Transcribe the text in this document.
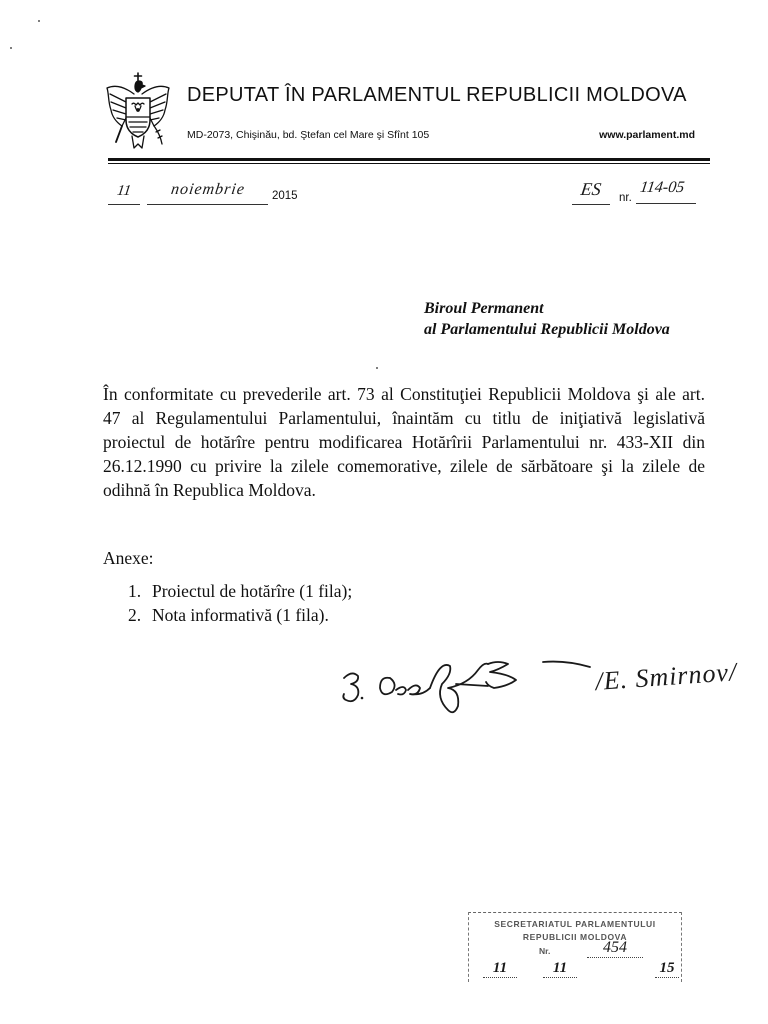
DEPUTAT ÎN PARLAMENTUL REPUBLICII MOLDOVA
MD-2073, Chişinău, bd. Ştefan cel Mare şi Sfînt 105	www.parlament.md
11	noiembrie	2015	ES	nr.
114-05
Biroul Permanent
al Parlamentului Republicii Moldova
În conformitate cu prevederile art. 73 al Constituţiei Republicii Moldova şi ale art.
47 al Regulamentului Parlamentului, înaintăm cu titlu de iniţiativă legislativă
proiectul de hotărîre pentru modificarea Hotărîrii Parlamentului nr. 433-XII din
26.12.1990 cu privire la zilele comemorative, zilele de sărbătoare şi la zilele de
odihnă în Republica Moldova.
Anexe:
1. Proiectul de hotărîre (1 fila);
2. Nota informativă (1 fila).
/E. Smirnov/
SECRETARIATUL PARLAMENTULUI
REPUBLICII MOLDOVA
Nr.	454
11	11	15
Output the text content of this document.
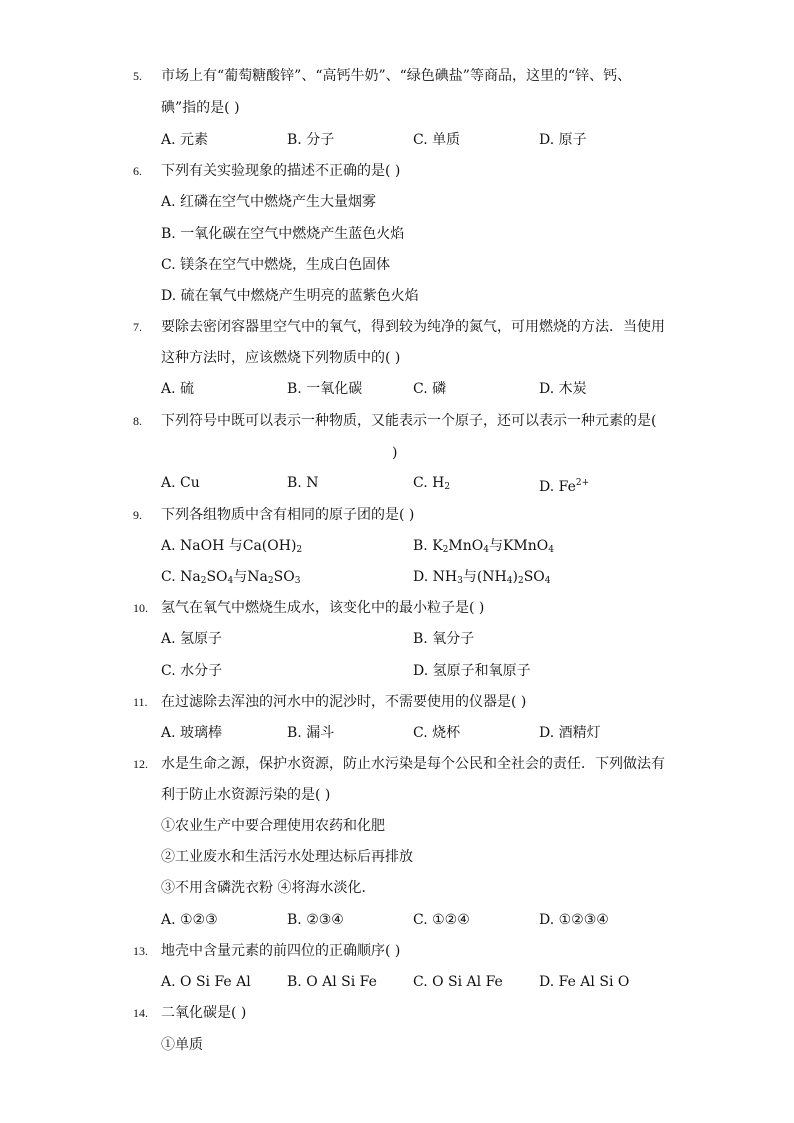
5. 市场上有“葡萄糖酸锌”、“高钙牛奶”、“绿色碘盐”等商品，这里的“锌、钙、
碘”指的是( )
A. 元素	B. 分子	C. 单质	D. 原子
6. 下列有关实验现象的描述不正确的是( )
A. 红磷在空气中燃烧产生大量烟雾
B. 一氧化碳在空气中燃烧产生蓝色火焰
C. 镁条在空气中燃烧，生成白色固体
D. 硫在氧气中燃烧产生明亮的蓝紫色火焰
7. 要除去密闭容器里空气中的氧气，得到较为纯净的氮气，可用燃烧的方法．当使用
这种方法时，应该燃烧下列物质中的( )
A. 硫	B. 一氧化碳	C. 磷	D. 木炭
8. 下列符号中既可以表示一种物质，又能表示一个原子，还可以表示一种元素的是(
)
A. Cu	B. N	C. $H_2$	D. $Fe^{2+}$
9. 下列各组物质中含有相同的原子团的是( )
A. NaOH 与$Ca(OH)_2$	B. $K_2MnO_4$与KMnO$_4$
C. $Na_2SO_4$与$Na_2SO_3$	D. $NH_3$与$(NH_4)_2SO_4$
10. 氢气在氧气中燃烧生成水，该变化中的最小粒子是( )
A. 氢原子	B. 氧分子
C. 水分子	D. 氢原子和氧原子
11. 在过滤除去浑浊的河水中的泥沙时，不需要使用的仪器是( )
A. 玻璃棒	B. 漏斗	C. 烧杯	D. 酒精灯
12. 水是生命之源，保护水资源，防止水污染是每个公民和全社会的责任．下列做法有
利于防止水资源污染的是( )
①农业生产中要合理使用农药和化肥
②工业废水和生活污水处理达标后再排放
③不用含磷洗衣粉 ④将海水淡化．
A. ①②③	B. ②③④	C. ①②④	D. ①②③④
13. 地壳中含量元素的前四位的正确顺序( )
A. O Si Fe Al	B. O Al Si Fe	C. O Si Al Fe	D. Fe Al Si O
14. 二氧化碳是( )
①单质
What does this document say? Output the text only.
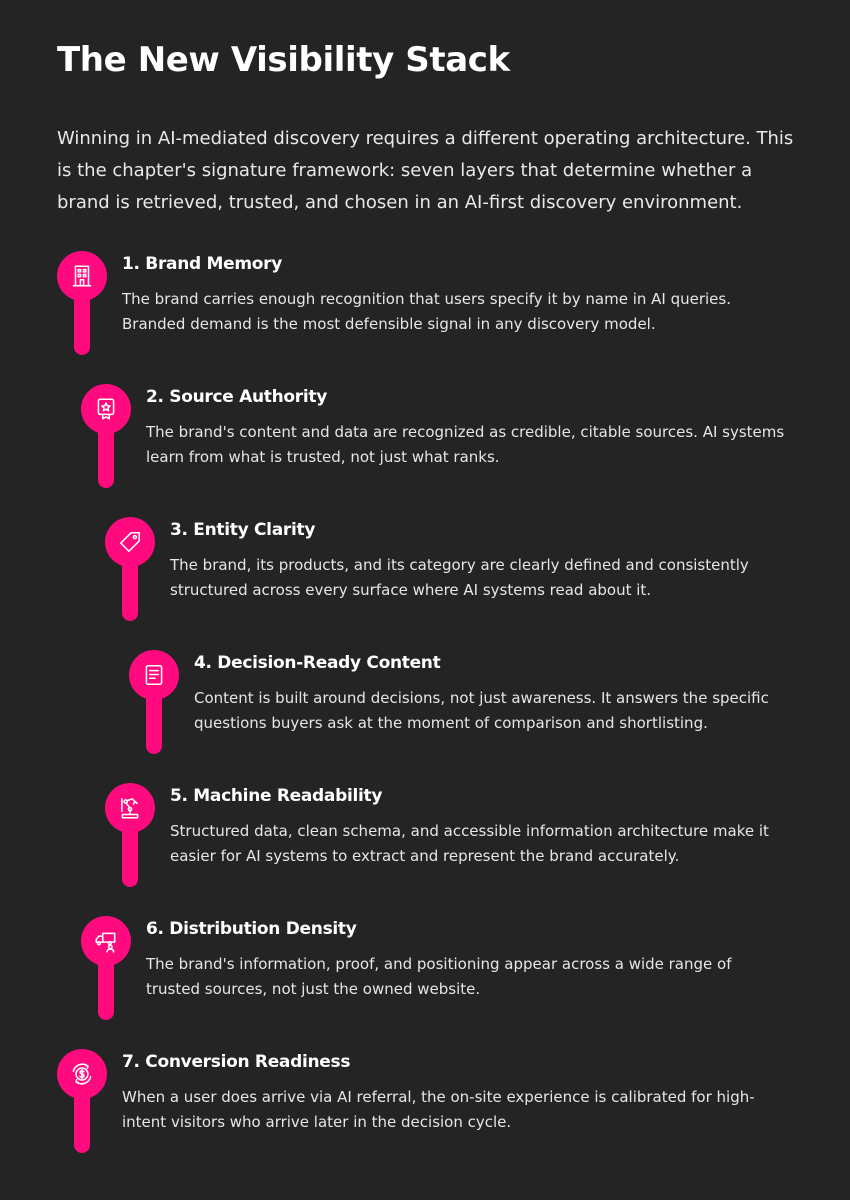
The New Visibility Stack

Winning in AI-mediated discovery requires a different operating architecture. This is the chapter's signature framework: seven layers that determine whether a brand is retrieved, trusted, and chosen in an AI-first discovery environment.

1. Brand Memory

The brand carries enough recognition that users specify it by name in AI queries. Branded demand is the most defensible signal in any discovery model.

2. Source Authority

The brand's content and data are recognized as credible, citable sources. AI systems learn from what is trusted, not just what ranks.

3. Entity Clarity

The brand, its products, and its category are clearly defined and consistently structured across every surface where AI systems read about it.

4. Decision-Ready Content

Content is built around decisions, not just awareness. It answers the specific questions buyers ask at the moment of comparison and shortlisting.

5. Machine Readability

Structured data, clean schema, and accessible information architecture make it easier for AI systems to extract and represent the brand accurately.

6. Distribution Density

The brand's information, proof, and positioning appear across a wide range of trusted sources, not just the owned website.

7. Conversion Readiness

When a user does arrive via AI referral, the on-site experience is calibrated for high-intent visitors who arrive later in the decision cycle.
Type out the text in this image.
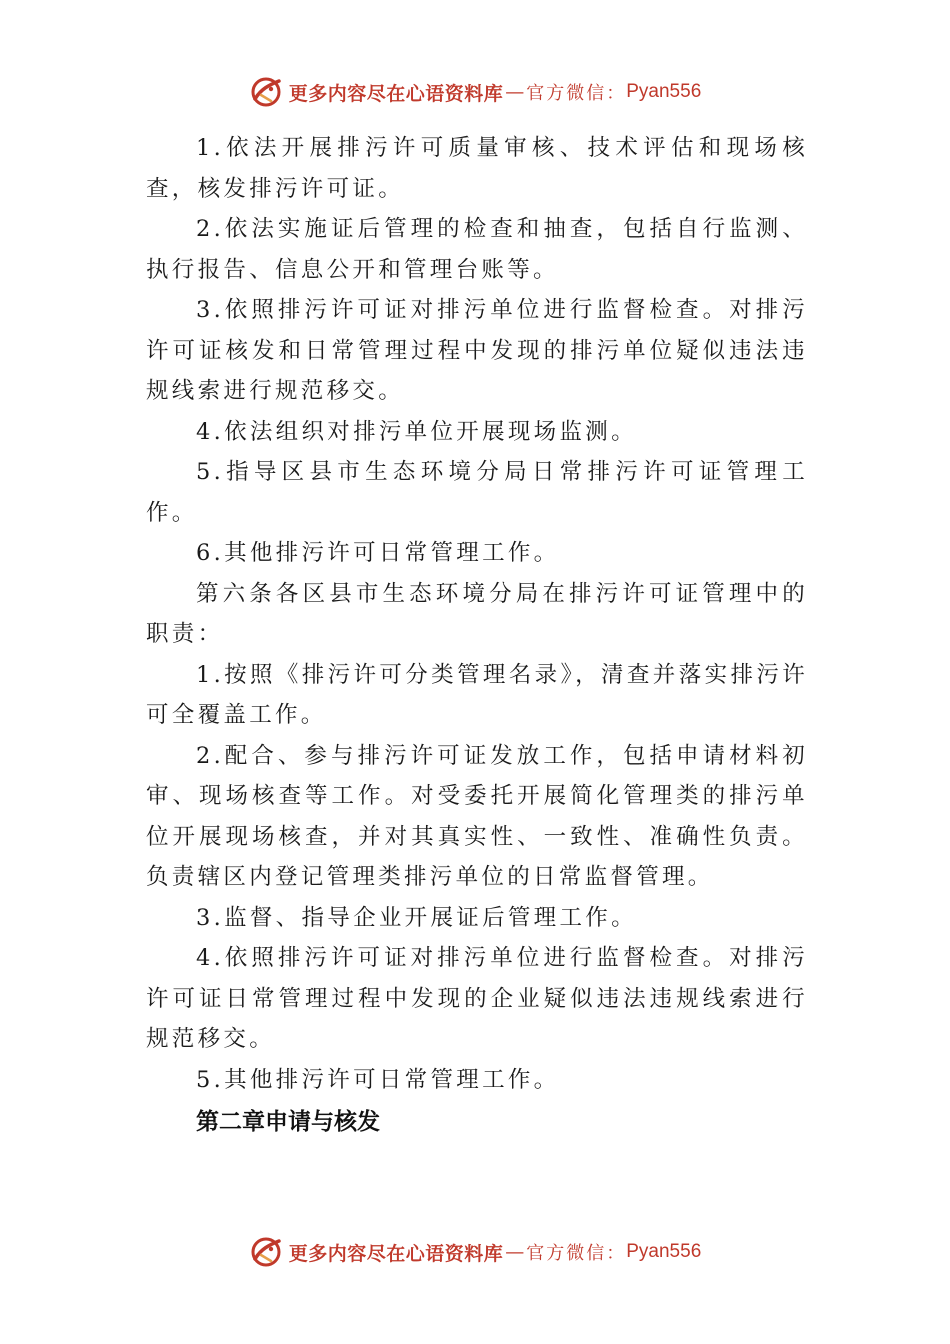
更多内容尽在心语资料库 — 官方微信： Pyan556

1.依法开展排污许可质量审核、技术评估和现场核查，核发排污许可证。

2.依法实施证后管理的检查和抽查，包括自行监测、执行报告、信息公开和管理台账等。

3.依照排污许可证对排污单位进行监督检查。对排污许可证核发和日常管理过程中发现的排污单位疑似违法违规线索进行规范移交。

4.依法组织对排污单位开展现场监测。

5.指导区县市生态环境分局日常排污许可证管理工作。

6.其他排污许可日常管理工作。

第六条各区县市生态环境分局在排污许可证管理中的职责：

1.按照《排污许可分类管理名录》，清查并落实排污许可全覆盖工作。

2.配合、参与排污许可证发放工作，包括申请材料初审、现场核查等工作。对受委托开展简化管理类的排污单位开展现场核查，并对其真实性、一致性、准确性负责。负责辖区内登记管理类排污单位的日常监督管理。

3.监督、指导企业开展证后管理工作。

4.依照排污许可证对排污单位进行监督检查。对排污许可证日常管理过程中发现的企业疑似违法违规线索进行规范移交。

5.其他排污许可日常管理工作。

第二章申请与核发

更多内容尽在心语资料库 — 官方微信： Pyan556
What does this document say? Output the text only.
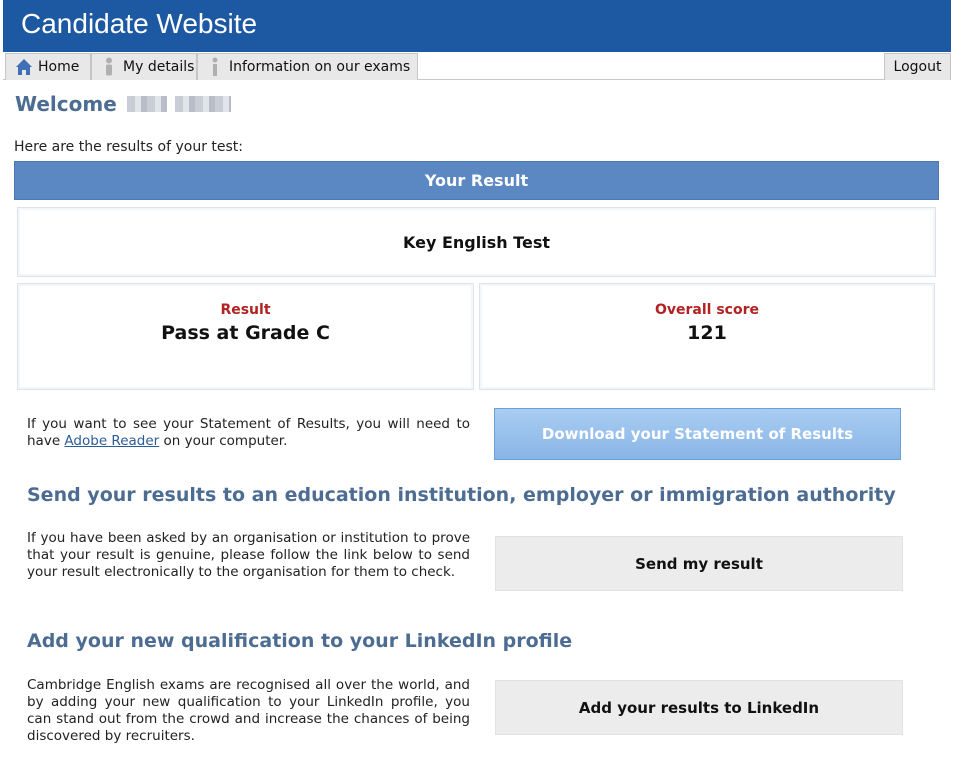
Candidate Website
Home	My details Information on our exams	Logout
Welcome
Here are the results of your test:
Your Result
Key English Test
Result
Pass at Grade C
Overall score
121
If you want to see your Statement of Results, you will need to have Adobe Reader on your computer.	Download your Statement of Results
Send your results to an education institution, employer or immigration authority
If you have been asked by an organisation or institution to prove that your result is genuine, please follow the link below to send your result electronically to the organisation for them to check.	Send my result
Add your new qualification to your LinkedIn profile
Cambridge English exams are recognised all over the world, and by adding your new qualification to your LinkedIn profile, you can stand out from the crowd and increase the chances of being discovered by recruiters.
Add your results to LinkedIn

▶ _Instructions to follow_: Identify each line in the records above containing the word "English"; copy those lines.

▶ _In response_:
Key English Test
Cambridge English exams are recognised all over the world, and by adding your new qualification to your LinkedIn profile, you can stand out from the crowd and increase the chances of being discovered by recruiters.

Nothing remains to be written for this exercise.